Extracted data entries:
—————

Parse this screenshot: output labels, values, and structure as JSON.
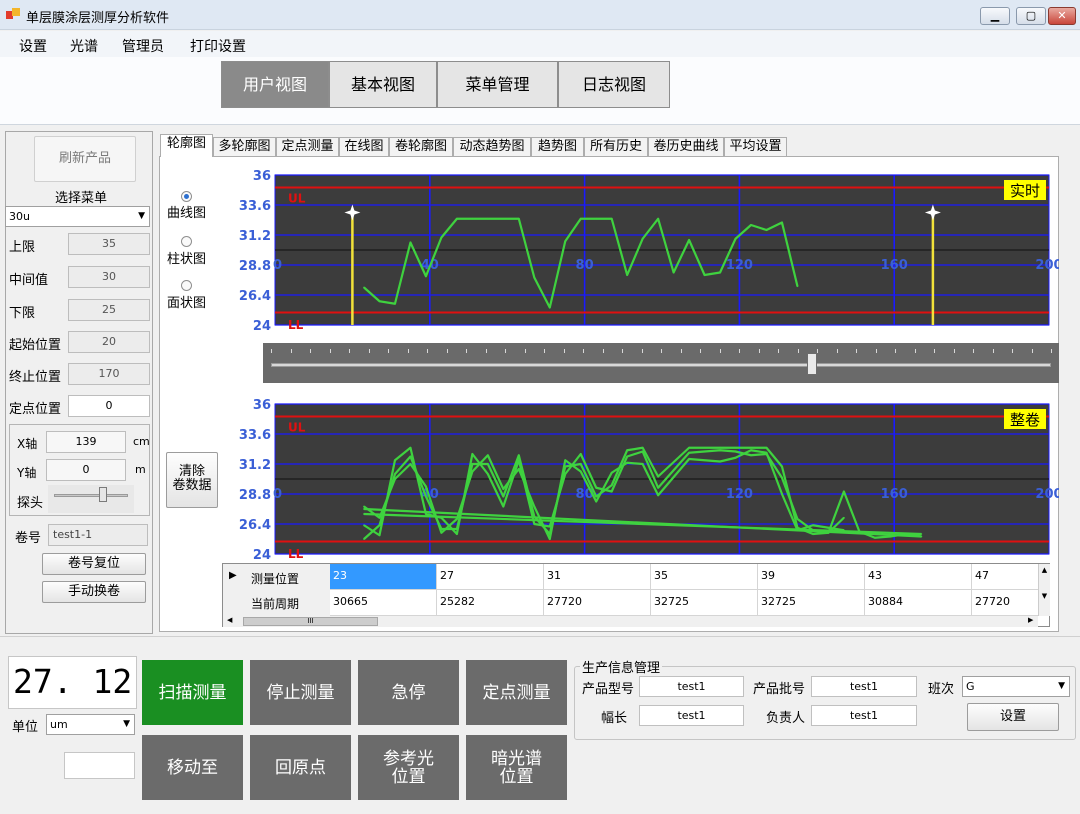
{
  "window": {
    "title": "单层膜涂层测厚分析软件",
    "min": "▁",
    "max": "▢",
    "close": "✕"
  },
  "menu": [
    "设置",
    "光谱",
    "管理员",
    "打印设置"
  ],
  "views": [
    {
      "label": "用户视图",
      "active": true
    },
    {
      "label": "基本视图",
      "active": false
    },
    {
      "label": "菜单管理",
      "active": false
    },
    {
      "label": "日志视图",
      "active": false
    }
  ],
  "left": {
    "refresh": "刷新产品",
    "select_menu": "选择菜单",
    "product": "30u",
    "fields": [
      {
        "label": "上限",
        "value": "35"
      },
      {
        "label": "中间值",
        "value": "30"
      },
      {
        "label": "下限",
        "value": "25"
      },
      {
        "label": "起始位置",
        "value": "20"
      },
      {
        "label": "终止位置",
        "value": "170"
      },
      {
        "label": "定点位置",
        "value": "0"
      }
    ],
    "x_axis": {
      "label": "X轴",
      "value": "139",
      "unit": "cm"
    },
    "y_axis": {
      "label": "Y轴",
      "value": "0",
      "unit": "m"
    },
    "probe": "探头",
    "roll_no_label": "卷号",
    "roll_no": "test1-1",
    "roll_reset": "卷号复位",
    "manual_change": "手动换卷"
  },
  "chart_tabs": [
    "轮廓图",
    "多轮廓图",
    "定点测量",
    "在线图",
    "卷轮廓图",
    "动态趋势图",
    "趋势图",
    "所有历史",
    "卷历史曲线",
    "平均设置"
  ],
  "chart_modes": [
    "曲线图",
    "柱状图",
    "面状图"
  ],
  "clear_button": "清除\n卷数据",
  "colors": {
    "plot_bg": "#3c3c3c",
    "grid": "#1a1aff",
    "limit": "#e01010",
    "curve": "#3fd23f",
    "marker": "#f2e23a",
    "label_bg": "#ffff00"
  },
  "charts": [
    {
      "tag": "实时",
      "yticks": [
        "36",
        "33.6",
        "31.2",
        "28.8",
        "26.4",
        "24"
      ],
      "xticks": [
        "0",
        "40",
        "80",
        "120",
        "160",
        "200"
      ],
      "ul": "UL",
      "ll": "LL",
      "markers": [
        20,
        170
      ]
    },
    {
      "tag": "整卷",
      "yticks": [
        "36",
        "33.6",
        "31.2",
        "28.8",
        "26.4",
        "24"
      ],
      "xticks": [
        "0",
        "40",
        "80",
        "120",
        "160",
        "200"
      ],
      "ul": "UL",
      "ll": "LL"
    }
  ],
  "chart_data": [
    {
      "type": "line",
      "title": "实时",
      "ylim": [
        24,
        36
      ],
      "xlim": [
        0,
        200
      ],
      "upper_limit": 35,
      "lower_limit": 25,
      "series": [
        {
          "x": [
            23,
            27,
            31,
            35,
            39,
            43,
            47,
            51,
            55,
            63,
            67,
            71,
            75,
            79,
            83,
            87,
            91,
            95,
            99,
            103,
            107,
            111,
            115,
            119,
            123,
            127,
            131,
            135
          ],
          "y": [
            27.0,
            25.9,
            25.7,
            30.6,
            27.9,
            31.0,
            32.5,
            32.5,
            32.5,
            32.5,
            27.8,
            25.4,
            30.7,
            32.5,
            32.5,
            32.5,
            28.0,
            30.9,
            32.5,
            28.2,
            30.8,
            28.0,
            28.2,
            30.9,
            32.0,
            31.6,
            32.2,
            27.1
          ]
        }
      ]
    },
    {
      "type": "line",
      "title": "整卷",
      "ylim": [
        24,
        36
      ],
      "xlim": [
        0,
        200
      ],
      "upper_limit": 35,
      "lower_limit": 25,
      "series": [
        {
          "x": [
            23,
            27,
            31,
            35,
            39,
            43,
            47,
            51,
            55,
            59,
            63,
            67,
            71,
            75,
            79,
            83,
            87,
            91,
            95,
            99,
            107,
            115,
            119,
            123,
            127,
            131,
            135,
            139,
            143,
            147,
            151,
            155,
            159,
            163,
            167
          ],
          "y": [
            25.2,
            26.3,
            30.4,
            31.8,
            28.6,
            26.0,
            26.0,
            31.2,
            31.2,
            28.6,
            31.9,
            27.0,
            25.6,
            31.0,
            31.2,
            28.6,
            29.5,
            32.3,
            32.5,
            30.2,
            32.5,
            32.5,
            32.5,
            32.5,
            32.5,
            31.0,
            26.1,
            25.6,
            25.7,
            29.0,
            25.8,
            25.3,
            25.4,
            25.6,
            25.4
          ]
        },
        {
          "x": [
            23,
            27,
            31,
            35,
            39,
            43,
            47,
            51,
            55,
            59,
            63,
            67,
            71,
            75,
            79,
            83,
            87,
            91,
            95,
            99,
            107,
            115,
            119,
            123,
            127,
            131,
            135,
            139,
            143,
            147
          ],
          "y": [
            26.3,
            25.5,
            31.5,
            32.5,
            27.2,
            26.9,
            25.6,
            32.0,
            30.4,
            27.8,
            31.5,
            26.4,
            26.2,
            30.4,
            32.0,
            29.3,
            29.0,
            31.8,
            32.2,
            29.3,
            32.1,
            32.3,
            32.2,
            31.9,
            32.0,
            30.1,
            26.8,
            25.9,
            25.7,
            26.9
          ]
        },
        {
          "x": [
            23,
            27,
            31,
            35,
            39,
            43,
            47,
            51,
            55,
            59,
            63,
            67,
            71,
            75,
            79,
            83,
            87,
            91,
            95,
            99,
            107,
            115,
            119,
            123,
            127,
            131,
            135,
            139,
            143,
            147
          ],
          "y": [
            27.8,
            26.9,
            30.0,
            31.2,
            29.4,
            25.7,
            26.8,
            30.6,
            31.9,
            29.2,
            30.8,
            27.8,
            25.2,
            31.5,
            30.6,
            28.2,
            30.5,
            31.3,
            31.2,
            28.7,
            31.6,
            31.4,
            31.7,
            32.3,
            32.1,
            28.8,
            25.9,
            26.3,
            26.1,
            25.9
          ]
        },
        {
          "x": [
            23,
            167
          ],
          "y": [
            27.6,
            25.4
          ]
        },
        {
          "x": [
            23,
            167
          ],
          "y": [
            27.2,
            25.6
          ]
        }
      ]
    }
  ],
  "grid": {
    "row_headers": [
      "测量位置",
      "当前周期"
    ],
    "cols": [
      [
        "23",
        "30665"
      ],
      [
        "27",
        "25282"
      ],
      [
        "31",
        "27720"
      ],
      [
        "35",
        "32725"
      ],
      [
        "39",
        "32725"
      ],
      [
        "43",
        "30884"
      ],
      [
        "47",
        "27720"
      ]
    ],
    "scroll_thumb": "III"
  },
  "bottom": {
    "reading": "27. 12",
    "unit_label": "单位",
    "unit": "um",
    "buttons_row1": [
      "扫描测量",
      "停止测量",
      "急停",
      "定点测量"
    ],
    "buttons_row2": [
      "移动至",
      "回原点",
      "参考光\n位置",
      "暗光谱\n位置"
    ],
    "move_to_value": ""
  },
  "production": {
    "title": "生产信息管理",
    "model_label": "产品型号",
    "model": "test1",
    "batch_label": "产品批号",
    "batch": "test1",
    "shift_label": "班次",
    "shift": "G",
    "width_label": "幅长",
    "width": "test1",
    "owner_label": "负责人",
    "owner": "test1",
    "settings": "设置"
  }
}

—————

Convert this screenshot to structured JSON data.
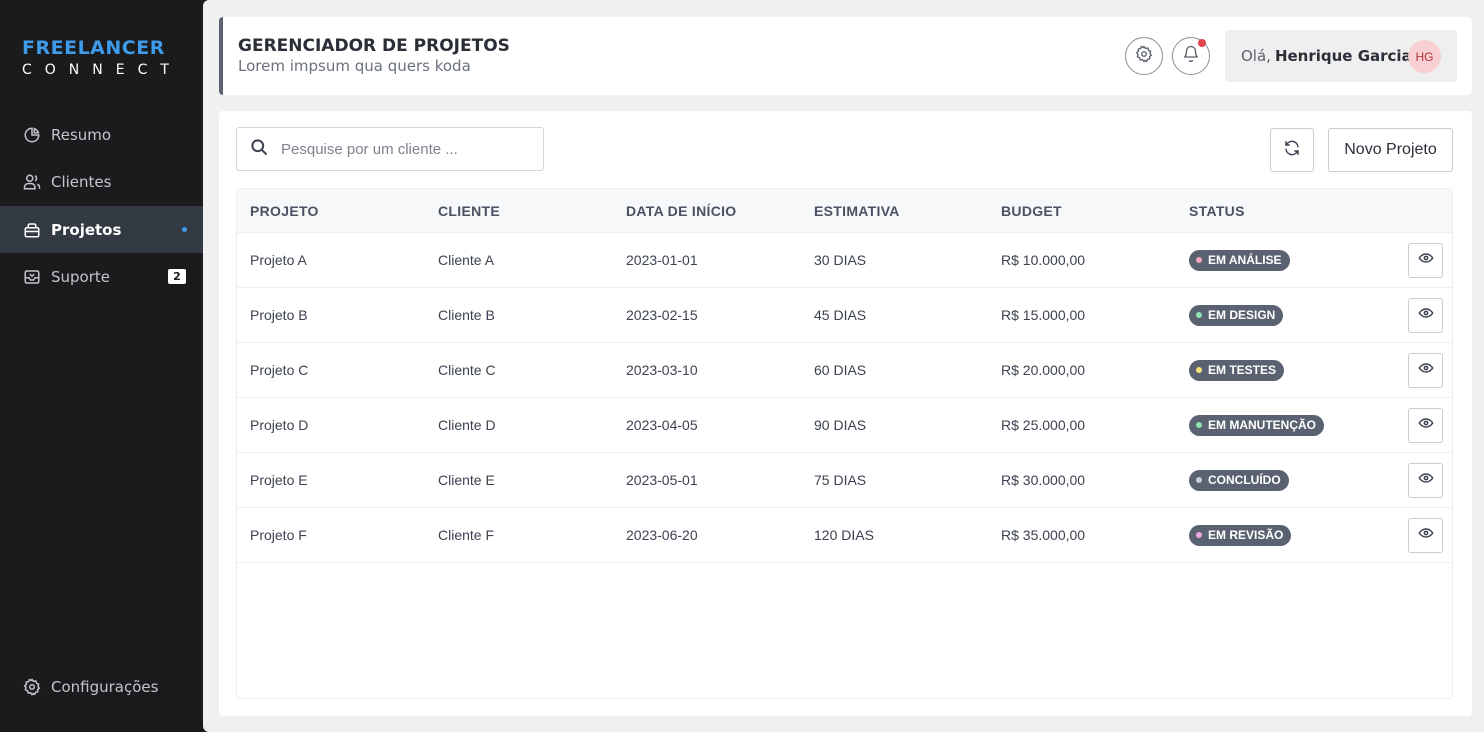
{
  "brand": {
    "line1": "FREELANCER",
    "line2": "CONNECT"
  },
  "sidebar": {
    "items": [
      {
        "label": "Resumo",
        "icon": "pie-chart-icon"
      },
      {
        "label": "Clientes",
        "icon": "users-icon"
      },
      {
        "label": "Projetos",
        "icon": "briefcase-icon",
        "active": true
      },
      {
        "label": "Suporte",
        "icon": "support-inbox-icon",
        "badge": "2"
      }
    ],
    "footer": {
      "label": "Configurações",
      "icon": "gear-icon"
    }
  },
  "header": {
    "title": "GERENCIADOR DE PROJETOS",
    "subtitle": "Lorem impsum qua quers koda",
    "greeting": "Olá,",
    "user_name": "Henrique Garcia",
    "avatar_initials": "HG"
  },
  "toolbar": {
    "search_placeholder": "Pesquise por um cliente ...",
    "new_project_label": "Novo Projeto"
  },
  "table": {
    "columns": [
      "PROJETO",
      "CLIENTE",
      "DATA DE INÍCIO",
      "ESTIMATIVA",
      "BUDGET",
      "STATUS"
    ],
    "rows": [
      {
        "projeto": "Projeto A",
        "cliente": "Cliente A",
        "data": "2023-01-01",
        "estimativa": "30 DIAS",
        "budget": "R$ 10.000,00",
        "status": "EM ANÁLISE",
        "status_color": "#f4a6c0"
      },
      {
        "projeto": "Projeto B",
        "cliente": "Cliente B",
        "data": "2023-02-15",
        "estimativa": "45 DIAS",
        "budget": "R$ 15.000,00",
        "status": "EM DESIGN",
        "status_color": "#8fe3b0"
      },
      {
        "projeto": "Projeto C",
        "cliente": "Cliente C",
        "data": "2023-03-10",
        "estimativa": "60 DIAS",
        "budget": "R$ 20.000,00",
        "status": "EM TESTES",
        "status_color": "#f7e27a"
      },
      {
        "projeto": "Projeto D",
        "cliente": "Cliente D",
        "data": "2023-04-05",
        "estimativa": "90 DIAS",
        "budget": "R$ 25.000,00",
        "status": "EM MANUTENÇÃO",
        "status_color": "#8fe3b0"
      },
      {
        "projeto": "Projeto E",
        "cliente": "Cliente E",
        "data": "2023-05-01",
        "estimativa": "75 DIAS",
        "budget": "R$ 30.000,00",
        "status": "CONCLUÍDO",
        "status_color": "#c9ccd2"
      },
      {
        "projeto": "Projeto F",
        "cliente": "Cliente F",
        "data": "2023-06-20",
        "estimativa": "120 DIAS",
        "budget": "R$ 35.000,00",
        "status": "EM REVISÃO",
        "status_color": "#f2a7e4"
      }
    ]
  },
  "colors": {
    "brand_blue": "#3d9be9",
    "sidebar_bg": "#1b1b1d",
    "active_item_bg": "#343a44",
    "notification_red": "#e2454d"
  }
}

—————

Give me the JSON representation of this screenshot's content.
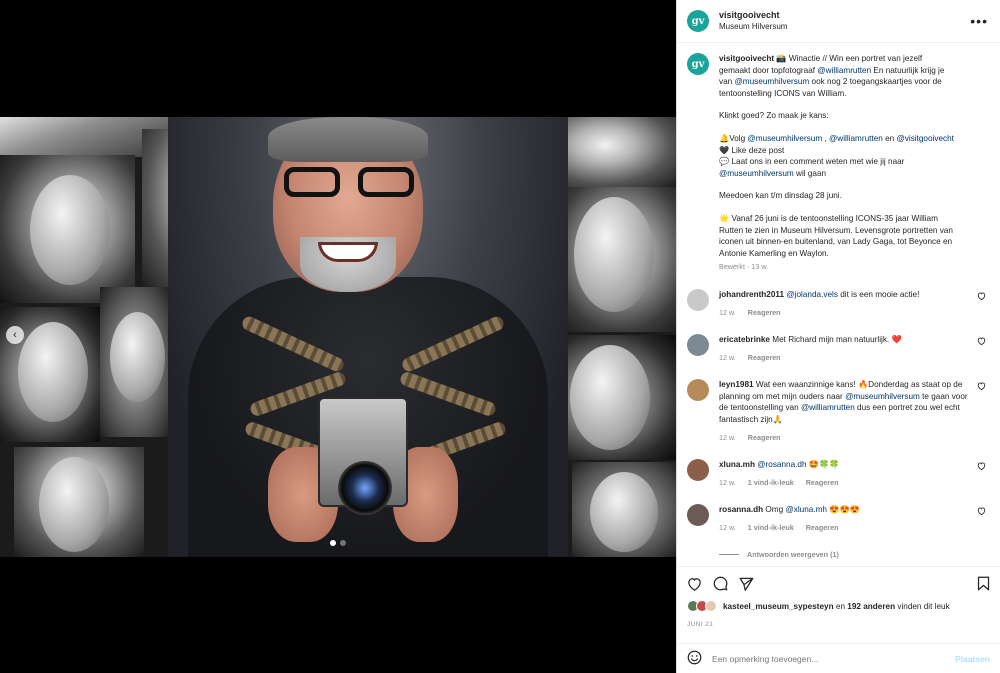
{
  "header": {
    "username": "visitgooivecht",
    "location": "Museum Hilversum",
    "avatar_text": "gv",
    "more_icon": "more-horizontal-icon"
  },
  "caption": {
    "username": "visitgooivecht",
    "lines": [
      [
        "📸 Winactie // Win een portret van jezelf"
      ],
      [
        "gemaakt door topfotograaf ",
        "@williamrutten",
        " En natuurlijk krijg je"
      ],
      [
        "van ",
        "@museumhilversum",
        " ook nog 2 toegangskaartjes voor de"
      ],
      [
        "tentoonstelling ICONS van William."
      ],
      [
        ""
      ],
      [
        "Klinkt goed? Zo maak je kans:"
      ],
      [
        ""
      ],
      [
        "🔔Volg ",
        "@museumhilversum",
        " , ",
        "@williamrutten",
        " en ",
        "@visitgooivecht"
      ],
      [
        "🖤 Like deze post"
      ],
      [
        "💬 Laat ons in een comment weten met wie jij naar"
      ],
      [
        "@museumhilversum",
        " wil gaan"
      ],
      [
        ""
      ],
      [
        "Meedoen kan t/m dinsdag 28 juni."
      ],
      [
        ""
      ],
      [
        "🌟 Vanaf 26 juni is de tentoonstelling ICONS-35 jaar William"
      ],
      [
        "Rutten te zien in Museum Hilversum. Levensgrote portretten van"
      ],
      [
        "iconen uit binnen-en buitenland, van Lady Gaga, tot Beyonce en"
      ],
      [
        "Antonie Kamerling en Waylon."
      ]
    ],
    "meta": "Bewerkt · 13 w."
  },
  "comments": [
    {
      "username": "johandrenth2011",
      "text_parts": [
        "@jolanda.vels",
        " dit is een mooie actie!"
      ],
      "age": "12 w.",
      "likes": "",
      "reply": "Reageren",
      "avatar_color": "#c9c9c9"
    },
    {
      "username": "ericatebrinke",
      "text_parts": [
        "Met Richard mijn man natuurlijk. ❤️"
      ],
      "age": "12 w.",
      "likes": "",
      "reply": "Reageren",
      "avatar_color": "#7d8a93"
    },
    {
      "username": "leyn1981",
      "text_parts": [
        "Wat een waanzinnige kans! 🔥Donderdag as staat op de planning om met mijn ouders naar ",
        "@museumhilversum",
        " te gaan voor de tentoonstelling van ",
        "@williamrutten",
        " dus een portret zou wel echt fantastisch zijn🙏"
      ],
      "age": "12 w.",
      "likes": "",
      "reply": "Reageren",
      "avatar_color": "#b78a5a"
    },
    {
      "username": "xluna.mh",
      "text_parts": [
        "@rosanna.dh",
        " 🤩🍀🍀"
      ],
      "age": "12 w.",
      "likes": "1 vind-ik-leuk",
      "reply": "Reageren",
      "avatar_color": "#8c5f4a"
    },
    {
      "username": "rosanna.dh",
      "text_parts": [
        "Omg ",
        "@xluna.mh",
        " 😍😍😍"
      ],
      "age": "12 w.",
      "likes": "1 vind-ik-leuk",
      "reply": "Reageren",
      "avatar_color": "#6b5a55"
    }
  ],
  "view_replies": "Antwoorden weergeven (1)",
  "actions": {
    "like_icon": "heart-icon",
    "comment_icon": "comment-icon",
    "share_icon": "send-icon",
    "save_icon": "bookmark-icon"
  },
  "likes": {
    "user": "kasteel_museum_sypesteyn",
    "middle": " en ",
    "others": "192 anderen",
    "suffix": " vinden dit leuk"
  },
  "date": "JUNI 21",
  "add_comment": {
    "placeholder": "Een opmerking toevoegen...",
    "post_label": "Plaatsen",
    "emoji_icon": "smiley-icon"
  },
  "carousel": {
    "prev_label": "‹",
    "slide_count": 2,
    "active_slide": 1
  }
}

—————

WRITTEN PROBLEM:
Gather from the data above every line with the string "naar".

RESPONSE:
        "💬 Laat ons in een comment weten met wie jij naar"
        "Wat een waanzinnige kans! 🔥Donderdag as staat op de planning om met mijn ouders naar ",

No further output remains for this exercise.